==== DATA SUPPLIED ====
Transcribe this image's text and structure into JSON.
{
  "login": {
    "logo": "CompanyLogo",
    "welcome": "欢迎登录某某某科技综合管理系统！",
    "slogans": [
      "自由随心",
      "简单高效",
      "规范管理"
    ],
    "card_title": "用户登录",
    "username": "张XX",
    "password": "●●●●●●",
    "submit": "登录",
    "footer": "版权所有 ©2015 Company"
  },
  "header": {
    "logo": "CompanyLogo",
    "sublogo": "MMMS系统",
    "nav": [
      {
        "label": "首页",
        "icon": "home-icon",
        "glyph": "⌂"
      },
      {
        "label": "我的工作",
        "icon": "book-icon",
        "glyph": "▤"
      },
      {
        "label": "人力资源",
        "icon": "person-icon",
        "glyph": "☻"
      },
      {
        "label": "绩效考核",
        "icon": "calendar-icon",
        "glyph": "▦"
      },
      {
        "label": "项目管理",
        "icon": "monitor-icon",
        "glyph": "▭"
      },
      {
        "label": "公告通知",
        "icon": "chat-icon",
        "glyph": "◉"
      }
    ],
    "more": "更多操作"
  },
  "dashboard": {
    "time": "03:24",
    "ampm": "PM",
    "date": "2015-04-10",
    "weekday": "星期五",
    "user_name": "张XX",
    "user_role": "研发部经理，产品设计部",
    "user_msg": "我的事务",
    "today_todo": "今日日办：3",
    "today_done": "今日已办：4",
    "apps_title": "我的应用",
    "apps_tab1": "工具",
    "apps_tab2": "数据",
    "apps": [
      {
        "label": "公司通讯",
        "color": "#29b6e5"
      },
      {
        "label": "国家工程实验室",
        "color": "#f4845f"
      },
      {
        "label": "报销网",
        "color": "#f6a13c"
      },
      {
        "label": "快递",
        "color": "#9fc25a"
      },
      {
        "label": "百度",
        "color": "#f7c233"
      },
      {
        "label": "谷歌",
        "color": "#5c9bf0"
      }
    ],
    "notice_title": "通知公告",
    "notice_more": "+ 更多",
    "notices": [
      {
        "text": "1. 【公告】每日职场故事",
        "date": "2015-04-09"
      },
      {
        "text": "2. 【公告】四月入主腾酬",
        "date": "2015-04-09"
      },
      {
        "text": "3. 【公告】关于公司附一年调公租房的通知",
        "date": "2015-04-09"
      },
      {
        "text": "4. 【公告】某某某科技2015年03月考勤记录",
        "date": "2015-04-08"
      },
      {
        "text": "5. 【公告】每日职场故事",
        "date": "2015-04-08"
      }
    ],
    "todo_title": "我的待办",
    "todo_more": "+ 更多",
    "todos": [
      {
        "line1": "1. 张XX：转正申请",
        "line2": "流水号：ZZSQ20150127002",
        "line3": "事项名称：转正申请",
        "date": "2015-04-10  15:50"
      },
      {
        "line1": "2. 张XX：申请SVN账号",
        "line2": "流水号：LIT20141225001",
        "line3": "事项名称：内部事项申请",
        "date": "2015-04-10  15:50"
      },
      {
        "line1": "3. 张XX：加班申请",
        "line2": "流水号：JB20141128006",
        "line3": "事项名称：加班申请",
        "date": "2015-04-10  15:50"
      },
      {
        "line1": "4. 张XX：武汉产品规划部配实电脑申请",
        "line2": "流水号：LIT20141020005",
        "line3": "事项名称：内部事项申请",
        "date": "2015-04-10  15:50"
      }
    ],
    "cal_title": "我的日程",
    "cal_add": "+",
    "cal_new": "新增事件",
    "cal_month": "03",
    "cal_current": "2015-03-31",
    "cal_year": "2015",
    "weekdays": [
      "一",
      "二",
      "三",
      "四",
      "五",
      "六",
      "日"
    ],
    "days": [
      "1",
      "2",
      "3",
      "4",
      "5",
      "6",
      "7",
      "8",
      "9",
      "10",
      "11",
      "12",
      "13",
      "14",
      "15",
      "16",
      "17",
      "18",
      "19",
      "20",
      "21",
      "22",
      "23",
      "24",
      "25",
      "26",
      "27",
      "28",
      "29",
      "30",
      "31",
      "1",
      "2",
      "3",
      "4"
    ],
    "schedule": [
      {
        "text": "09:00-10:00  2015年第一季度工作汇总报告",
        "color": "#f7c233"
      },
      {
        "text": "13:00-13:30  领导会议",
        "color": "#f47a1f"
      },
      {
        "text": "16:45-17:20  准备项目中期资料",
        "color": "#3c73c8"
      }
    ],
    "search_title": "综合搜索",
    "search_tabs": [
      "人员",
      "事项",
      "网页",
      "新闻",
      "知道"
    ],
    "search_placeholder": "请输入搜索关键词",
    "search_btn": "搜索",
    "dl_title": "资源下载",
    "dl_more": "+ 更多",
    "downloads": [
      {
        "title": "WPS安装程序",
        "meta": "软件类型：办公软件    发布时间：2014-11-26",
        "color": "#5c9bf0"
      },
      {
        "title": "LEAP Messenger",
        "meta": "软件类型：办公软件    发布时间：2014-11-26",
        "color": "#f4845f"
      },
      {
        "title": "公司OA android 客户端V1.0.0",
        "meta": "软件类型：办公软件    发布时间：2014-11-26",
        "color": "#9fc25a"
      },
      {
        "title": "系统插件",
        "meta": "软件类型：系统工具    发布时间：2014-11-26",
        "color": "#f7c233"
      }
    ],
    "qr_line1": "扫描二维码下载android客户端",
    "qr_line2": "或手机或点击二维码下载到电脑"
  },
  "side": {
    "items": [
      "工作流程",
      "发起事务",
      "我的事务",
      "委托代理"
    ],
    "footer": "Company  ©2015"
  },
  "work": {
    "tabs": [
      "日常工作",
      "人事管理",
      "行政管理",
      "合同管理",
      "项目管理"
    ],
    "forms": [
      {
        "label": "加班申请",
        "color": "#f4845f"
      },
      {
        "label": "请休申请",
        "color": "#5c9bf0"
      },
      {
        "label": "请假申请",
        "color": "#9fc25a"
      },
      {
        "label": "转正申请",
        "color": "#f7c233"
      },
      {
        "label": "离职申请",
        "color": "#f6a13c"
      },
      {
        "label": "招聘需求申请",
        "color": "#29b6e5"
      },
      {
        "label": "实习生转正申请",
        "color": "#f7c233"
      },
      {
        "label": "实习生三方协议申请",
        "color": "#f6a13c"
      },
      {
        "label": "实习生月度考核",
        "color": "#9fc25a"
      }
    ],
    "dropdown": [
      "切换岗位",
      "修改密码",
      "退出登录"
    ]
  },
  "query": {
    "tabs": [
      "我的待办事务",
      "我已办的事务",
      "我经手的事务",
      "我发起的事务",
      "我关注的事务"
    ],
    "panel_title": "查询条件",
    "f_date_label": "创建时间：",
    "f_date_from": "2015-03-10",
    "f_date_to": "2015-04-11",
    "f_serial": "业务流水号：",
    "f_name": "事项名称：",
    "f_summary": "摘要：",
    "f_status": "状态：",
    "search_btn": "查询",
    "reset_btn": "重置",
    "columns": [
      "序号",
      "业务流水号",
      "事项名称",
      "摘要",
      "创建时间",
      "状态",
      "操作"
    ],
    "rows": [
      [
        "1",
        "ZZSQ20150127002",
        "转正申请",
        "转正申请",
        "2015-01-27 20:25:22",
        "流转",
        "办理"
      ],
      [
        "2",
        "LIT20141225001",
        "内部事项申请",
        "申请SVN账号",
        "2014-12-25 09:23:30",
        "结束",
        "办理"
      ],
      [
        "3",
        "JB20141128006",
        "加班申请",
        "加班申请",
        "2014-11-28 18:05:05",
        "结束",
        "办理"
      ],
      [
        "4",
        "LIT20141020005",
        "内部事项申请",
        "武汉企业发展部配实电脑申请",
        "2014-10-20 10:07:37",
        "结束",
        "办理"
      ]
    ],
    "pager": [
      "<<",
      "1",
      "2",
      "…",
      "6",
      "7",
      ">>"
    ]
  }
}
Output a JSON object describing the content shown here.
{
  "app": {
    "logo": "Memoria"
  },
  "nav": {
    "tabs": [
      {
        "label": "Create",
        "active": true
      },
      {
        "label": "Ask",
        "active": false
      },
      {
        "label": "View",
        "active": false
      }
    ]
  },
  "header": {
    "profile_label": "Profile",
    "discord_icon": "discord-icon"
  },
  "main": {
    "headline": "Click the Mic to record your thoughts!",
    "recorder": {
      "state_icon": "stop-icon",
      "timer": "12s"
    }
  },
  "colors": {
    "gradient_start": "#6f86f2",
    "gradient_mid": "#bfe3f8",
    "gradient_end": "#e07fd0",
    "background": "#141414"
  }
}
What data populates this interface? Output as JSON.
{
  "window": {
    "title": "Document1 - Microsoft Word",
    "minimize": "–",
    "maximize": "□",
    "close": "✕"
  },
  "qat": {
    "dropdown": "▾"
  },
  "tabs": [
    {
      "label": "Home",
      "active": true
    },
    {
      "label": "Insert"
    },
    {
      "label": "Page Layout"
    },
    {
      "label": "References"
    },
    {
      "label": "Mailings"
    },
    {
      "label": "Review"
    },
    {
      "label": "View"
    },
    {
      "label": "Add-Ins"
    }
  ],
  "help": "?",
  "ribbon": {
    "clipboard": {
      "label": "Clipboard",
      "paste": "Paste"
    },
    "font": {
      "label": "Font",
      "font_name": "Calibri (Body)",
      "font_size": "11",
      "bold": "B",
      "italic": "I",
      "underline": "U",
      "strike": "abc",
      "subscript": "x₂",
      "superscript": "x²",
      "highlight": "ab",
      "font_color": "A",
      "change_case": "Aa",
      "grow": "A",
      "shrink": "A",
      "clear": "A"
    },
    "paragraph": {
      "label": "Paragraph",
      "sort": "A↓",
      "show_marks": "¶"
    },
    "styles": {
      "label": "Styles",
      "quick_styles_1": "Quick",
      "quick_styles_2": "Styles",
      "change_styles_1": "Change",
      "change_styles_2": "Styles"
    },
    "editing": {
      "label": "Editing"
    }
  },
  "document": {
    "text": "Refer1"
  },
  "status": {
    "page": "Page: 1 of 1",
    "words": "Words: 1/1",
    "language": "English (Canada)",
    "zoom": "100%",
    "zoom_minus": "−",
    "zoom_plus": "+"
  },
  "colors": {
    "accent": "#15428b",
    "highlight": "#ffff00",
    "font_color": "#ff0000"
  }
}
====
- WHAT NEEDS TO BE DONE: Return, unchanged, each line from the line containing "What data populates" through the last line of the material.

- COMPLETED EXERCISE:
What data populates this interface? Output as JSON.
{
  "window": {
    "title": "Document1 - Microsoft Word",
    "minimize": "–",
    "maximize": "□",
    "close": "✕"
  },
  "qat": {
    "dropdown": "▾"
  },
  "tabs": [
    {
      "label": "Home",
      "active": true
    },
    {
      "label": "Insert"
    },
    {
      "label": "Page Layout"
    },
    {
      "label": "References"
    },
    {
      "label": "Mailings"
    },
    {
      "label": "Review"
    },
    {
      "label": "View"
    },
    {
      "label": "Add-Ins"
    }
  ],
  "help": "?",
  "ribbon": {
    "clipboard": {
      "label": "Clipboard",
      "paste": "Paste"
    },
    "font": {
      "label": "Font",
      "font_name": "Calibri (Body)",
      "font_size": "11",
      "bold": "B",
      "italic": "I",
      "underline": "U",
      "strike": "abc",
      "subscript": "x₂",
      "superscript": "x²",
      "highlight": "ab",
      "font_color": "A",
      "change_case": "Aa",
      "grow": "A",
      "shrink": "A",
      "clear": "A"
    },
    "paragraph": {
      "label": "Paragraph",
      "sort": "A↓",
      "show_marks": "¶"
    },
    "styles": {
      "label": "Styles",
      "quick_styles_1": "Quick",
      "quick_styles_2": "Styles",
      "change_styles_1": "Change",
      "change_styles_2": "Styles"
    },
    "editing": {
      "label": "Editing"
    }
  },
  "document": {
    "text": "Refer1"
  },
  "status": {
    "page": "Page: 1 of 1",
    "words": "Words: 1/1",
    "language": "English (Canada)",
    "zoom": "100%",
    "zoom_minus": "−",
    "zoom_plus": "+"
  },
  "colors": {
    "accent": "#15428b",
    "highlight": "#ffff00",
    "font_color": "#ff0000"
  }
}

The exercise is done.